Task =
Pick out each line containing the string "Ratio".

Extracted data entries =
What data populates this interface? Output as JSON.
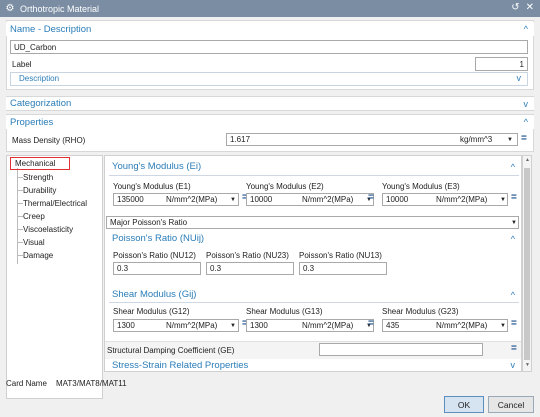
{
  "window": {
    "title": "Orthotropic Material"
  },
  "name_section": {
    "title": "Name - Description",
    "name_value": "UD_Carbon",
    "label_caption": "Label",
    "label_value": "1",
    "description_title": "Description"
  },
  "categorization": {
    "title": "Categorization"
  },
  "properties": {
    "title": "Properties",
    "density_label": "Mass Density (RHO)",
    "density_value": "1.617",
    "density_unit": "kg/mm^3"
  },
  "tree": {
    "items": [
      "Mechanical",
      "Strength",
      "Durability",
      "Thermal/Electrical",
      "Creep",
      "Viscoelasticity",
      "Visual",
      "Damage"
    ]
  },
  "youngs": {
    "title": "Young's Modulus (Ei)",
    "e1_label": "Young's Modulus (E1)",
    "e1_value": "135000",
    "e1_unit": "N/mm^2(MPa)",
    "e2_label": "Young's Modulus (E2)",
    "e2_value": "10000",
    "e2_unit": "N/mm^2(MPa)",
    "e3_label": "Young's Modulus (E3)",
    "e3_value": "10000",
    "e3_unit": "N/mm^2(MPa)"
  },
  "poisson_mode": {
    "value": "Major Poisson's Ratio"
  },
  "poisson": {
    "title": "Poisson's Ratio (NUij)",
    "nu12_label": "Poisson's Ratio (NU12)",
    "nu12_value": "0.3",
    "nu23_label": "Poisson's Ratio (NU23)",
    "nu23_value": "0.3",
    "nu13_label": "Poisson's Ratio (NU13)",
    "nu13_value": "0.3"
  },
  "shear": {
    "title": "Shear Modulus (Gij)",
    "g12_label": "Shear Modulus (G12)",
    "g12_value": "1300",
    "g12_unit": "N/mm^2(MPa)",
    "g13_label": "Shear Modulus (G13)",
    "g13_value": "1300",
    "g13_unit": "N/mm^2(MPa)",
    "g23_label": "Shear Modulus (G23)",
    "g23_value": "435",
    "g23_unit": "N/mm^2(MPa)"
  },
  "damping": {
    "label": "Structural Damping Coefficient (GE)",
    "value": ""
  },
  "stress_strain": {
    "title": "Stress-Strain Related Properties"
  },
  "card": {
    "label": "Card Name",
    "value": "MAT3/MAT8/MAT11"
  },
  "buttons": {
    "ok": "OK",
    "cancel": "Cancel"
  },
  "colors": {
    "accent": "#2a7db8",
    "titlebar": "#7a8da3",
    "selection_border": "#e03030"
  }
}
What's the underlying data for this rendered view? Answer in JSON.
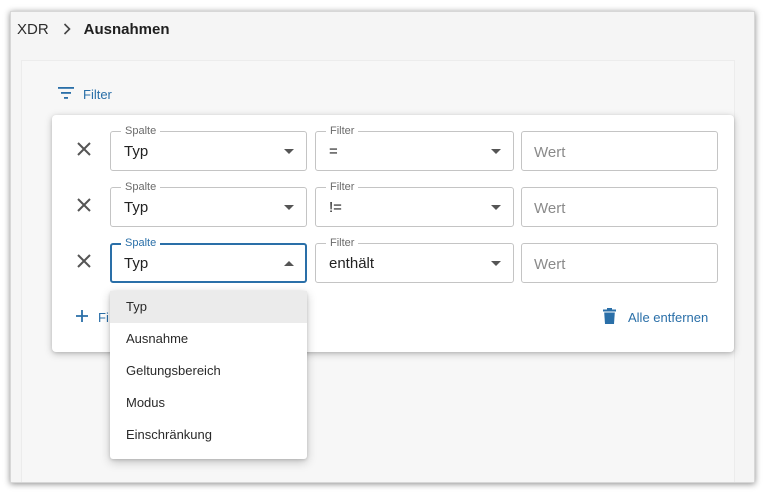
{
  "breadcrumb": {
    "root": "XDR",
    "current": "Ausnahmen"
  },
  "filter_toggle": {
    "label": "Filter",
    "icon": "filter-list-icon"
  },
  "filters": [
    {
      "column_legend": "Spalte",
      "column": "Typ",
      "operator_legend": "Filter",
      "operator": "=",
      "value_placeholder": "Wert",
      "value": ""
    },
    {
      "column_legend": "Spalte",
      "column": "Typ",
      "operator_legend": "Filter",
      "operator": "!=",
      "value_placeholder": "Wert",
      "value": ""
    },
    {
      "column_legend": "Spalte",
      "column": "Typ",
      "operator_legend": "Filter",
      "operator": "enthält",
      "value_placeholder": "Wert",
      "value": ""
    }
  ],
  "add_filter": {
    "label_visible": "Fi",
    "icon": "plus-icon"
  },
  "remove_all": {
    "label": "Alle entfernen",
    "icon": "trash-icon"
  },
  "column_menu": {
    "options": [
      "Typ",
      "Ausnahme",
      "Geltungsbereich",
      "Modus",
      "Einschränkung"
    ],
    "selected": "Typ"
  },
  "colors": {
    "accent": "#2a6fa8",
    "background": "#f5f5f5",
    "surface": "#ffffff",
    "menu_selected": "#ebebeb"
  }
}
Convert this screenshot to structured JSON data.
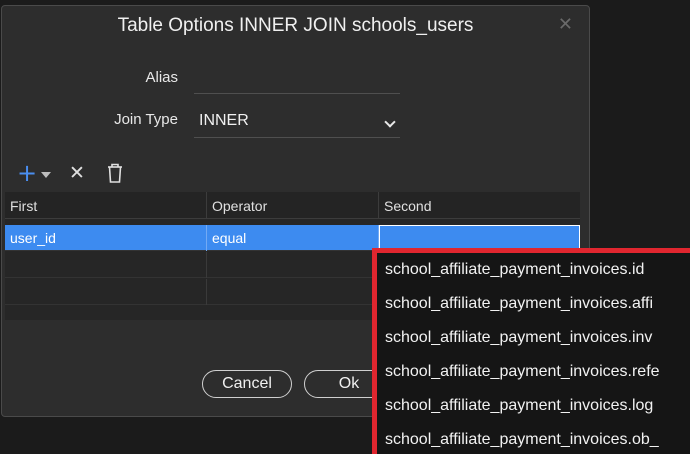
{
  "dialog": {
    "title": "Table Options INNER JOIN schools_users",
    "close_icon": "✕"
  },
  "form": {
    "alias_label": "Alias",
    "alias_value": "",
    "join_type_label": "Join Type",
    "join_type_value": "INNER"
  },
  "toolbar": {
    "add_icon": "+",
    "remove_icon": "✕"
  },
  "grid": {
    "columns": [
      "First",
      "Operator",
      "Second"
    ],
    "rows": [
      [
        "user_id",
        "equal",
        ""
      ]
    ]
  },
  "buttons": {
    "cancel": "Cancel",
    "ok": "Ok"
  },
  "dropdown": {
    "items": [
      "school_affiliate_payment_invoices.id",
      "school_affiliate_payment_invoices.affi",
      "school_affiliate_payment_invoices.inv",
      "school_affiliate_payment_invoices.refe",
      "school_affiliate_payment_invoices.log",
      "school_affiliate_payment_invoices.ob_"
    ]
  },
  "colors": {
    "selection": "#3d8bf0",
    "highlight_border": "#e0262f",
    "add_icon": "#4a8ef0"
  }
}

Solution to this task =
    "value": "Major Poisson's Ratio"
    "title": "Poisson's Ratio (NUij)",
    "nu12_label": "Poisson's Ratio (NU12)",
    "nu23_label": "Poisson's Ratio (NU23)",
    "nu13_label": "Poisson's Ratio (NU13)",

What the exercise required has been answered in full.